Problem requirements: Below are some records. Say how many of their lines contain the string "opacity", and give nothing but the number.

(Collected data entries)
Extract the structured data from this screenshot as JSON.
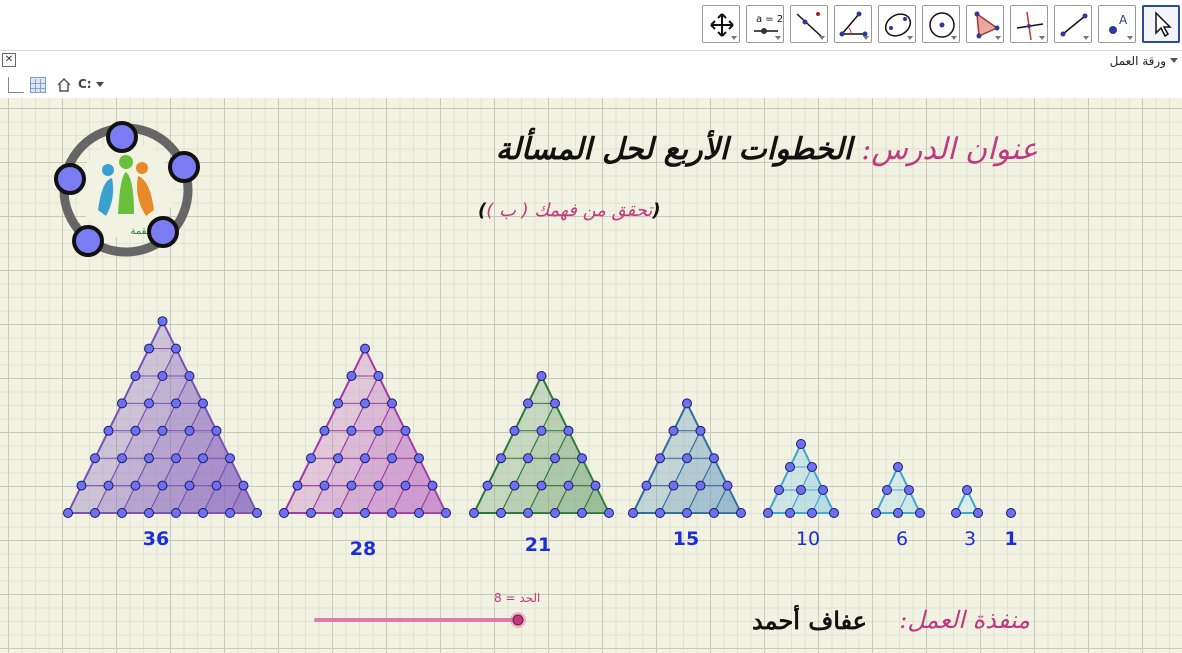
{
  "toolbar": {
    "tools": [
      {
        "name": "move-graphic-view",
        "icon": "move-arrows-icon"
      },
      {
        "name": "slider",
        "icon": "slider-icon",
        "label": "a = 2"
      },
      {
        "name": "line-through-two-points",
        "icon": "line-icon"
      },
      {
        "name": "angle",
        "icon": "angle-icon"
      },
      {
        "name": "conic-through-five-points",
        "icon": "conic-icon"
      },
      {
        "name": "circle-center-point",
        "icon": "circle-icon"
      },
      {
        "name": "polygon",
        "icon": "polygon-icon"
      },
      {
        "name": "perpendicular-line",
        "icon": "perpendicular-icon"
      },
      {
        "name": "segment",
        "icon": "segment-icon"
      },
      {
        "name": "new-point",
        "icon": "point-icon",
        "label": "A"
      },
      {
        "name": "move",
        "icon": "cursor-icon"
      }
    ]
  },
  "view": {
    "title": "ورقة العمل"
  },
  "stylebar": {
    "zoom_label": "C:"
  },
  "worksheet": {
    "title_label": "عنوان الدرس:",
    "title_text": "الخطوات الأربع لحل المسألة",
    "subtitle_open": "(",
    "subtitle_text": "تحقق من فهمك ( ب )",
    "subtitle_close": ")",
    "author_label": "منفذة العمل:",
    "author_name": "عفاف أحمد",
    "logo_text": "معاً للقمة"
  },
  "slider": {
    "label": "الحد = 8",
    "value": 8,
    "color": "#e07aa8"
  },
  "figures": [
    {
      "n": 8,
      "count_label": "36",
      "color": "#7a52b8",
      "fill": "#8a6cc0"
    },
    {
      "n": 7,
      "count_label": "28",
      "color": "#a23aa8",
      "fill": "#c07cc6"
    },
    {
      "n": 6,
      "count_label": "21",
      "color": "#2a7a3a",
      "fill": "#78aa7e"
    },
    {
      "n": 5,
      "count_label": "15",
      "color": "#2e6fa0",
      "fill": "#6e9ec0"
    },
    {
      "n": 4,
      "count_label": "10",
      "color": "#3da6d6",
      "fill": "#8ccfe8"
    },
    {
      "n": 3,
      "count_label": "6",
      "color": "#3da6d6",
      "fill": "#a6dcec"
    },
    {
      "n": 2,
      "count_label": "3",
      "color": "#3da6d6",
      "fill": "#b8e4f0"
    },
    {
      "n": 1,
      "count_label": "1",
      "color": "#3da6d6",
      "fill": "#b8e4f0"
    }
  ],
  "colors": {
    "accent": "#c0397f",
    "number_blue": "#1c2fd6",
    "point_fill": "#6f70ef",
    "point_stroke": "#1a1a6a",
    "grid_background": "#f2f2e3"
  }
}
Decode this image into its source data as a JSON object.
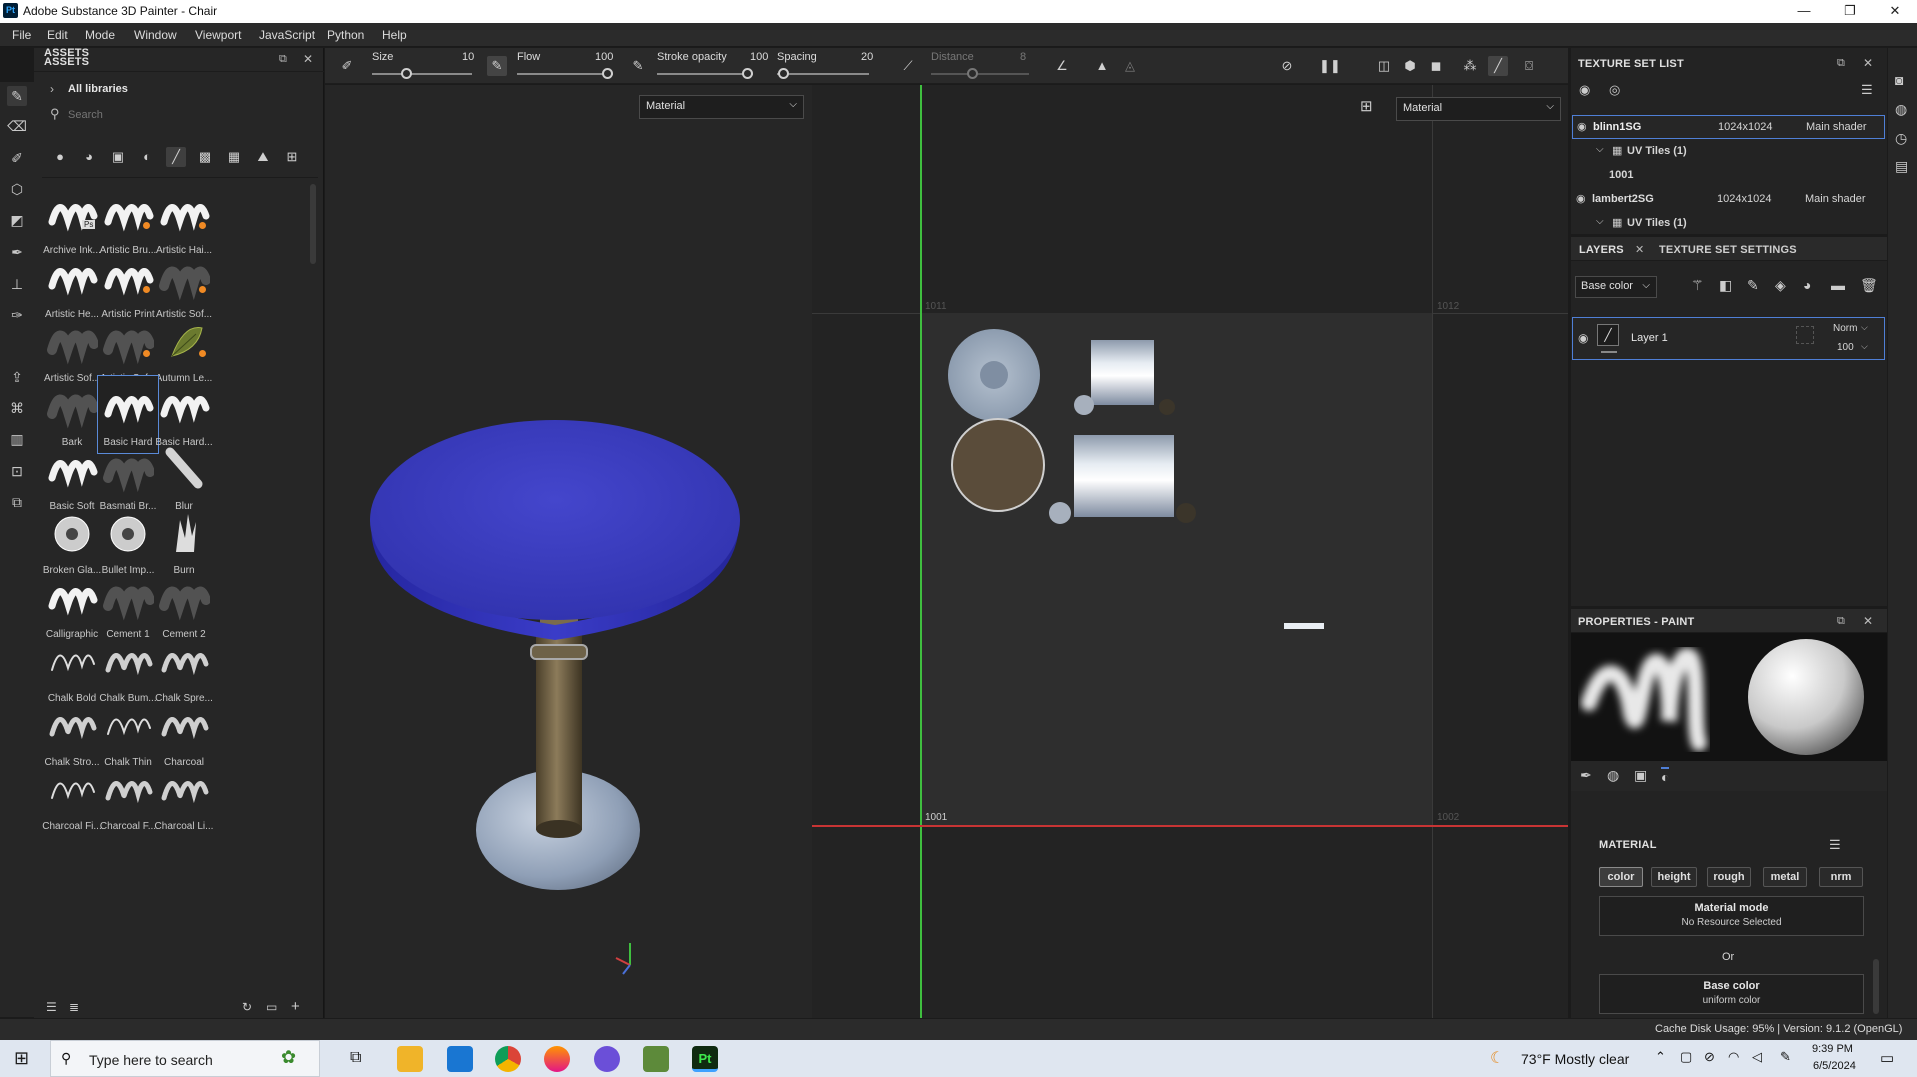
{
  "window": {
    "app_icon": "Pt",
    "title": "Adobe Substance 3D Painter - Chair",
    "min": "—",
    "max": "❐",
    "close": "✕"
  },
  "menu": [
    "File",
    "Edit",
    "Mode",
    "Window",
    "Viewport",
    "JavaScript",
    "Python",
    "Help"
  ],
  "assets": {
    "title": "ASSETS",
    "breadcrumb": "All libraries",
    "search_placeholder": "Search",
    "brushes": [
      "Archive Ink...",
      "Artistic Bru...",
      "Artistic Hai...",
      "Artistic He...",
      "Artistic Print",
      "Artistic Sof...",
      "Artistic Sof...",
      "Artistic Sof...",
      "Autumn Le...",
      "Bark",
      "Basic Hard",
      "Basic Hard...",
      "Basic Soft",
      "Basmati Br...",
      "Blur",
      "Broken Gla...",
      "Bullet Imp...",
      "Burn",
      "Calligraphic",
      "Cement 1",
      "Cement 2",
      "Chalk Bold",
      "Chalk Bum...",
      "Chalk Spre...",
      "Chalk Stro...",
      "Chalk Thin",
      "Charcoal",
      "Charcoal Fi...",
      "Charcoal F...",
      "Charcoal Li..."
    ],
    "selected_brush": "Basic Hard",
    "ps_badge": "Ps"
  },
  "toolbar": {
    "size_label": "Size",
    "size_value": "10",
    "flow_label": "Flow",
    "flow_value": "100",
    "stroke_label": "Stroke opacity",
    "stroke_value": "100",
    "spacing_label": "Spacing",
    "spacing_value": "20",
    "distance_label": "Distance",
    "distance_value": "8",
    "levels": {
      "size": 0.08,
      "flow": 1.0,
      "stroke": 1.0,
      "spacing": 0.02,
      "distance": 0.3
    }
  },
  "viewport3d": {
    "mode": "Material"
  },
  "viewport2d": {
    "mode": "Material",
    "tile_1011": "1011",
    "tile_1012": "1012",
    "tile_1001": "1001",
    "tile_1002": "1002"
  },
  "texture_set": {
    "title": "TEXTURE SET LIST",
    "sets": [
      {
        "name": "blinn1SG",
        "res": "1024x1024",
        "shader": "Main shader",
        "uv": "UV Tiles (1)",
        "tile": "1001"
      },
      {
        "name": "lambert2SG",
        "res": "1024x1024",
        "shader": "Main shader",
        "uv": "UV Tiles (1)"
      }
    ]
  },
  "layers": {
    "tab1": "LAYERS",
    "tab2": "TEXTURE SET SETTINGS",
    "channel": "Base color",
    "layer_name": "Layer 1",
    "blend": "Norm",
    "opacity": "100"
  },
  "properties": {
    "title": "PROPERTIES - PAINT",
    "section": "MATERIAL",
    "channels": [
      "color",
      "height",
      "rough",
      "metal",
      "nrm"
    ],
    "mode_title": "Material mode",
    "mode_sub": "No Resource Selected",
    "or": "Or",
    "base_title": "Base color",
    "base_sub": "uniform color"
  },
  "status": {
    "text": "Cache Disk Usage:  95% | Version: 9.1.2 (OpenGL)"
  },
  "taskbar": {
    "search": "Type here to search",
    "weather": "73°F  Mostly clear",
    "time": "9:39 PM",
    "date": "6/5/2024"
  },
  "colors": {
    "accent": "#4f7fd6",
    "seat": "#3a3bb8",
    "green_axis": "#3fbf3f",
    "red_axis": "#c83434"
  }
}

Full output: 2